___ EXTRACTED MATERIAL

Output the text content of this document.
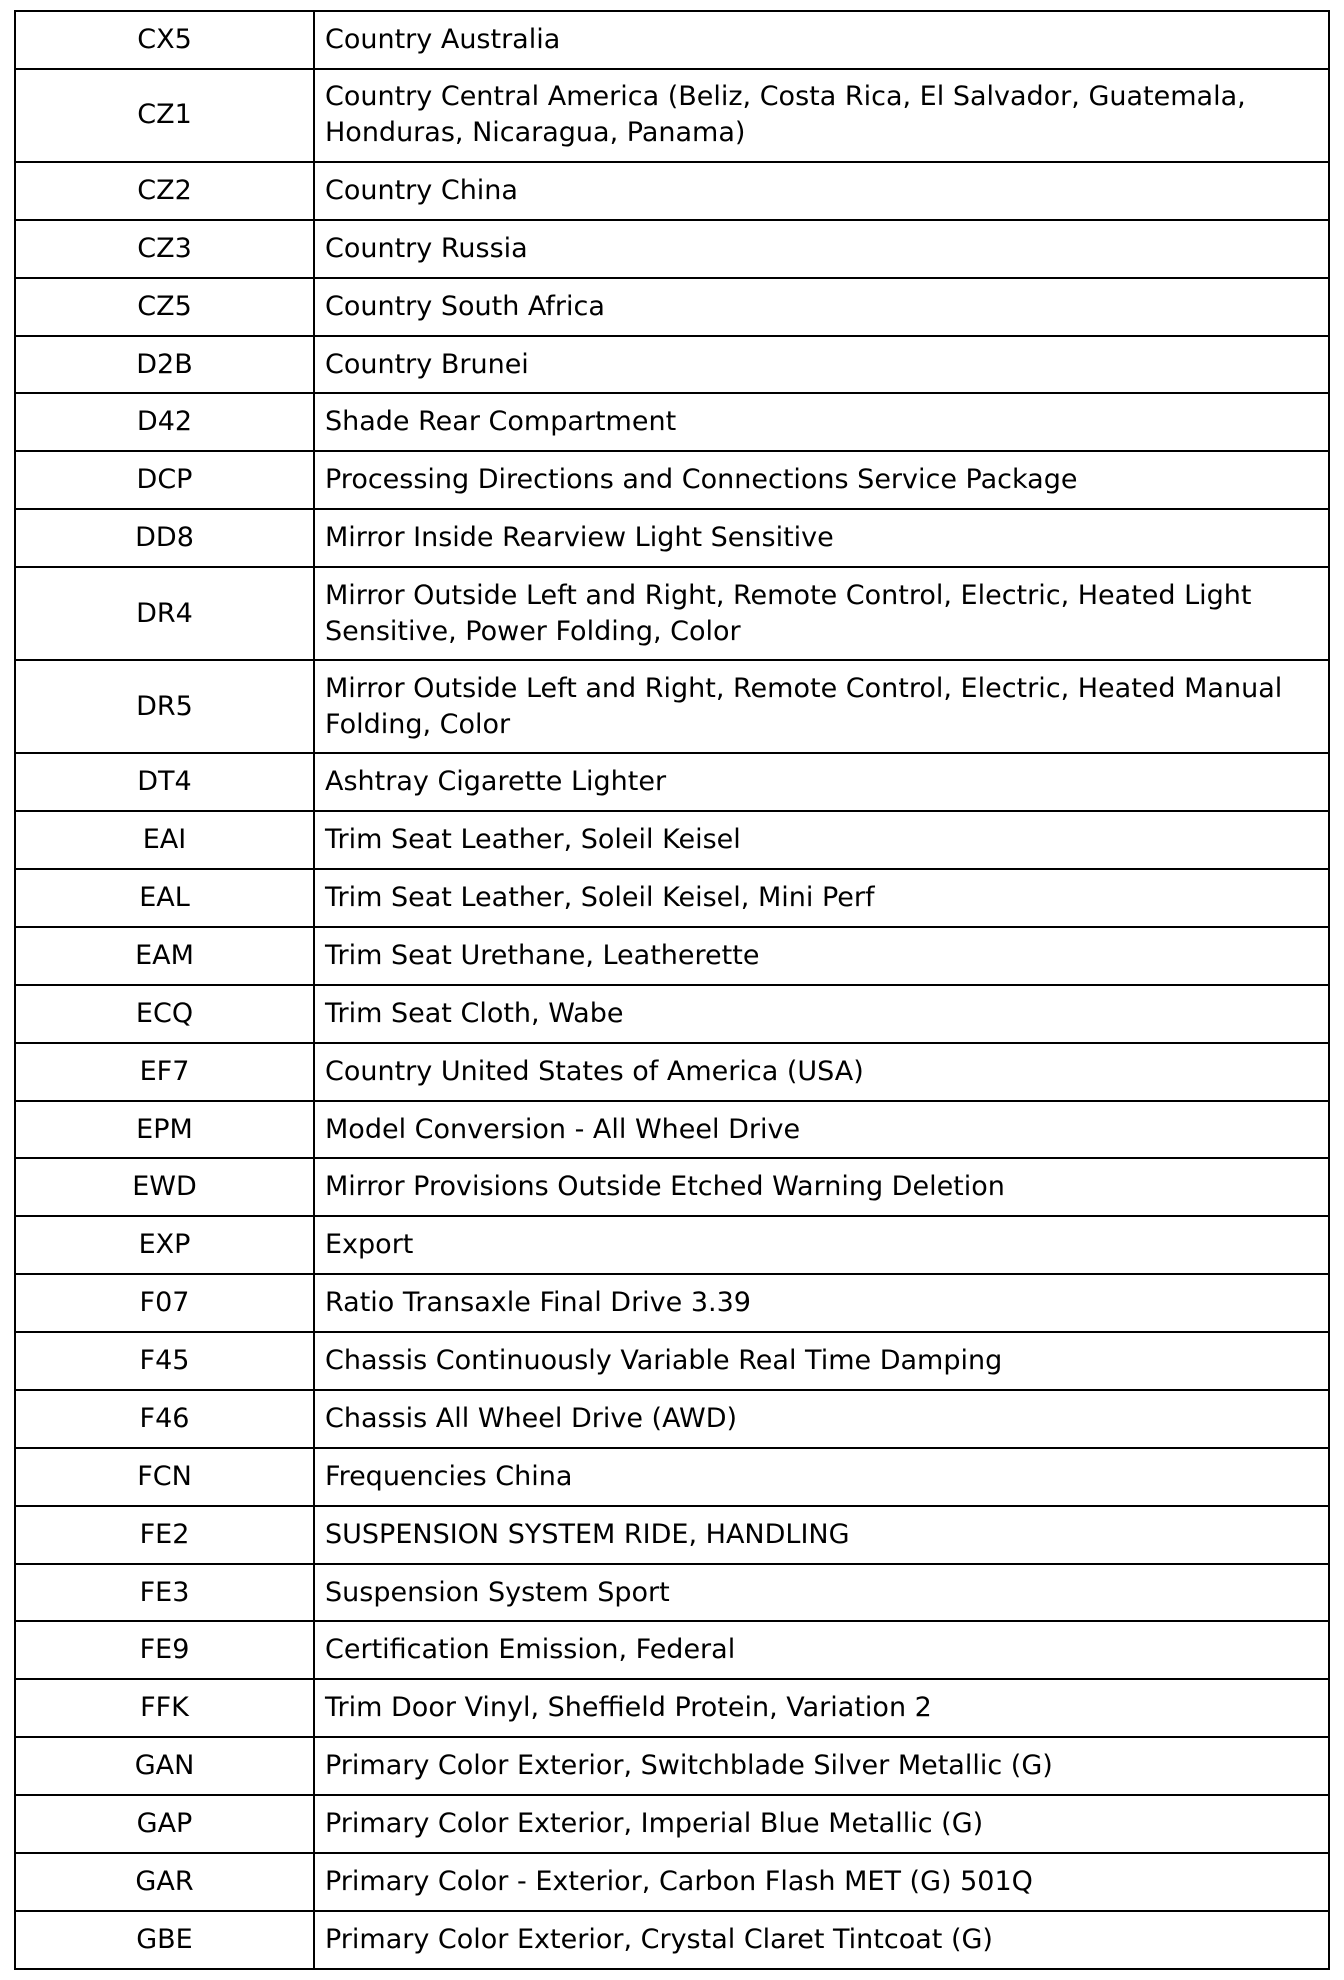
CX5	Country Australia
CZ1	Country Central America (Beliz, Costa Rica, El Salvador, Guatemala, Honduras, Nicaragua, Panama)
CZ2	Country China
CZ3	Country Russia
CZ5	Country South Africa
D2B	Country Brunei
D42	Shade Rear Compartment
DCP	Processing Directions and Connections Service Package
DD8	Mirror Inside Rearview Light Sensitive
DR4	Mirror Outside Left and Right, Remote Control, Electric, Heated Light Sensitive, Power Folding, Color
DR5	Mirror Outside Left and Right, Remote Control, Electric, Heated Manual Folding, Color
DT4	Ashtray Cigarette Lighter
EAI	Trim Seat Leather, Soleil Keisel
EAL	Trim Seat Leather, Soleil Keisel, Mini Perf
EAM	Trim Seat Urethane, Leatherette
ECQ	Trim Seat Cloth, Wabe
EF7	Country United States of America (USA)
EPM	Model Conversion - All Wheel Drive
EWD	Mirror Provisions Outside Etched Warning Deletion
EXP	Export
F07	Ratio Transaxle Final Drive 3.39
F45	Chassis Continuously Variable Real Time Damping
F46	Chassis All Wheel Drive (AWD)
FCN	Frequencies China
FE2	SUSPENSION SYSTEM RIDE, HANDLING
FE3	Suspension System Sport
FE9	Certification Emission, Federal
FFK	Trim Door Vinyl, Sheffield Protein, Variation 2
GAN	Primary Color Exterior, Switchblade Silver Metallic (G)
GAP	Primary Color Exterior, Imperial Blue Metallic (G)
GAR	Primary Color - Exterior, Carbon Flash MET (G) 501Q
GBE	Primary Color Exterior, Crystal Claret Tintcoat (G)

______

▶ [WHAT YOU HAVE TO DO] Could you reproduce the entries verbatim, leaving out all pictures?

▶ [ANSWER SECTION]
Output the text content of this document.
CX5	Country Australia
CZ1	Country Central America (Beliz, Costa Rica, El Salvador, Guatemala, Honduras, Nicaragua, Panama)
CZ2	Country China
CZ3	Country Russia
CZ5	Country South Africa
D2B	Country Brunei
D42	Shade Rear Compartment
DCP	Processing Directions and Connections Service Package
DD8	Mirror Inside Rearview Light Sensitive
DR4	Mirror Outside Left and Right, Remote Control, Electric, Heated Light Sensitive, Power Folding, Color
DR5	Mirror Outside Left and Right, Remote Control, Electric, Heated Manual Folding, Color
DT4	Ashtray Cigarette Lighter
EAI	Trim Seat Leather, Soleil Keisel
EAL	Trim Seat Leather, Soleil Keisel, Mini Perf
EAM	Trim Seat Urethane, Leatherette
ECQ	Trim Seat Cloth, Wabe
EF7	Country United States of America (USA)
EPM	Model Conversion - All Wheel Drive
EWD	Mirror Provisions Outside Etched Warning Deletion
EXP	Export
F07	Ratio Transaxle Final Drive 3.39
F45	Chassis Continuously Variable Real Time Damping
F46	Chassis All Wheel Drive (AWD)
FCN	Frequencies China
FE2	SUSPENSION SYSTEM RIDE, HANDLING
FE3	Suspension System Sport
FE9	Certification Emission, Federal
FFK	Trim Door Vinyl, Sheffield Protein, Variation 2
GAN	Primary Color Exterior, Switchblade Silver Metallic (G)
GAP	Primary Color Exterior, Imperial Blue Metallic (G)
GAR	Primary Color - Exterior, Carbon Flash MET (G) 501Q
GBE	Primary Color Exterior, Crystal Claret Tintcoat (G)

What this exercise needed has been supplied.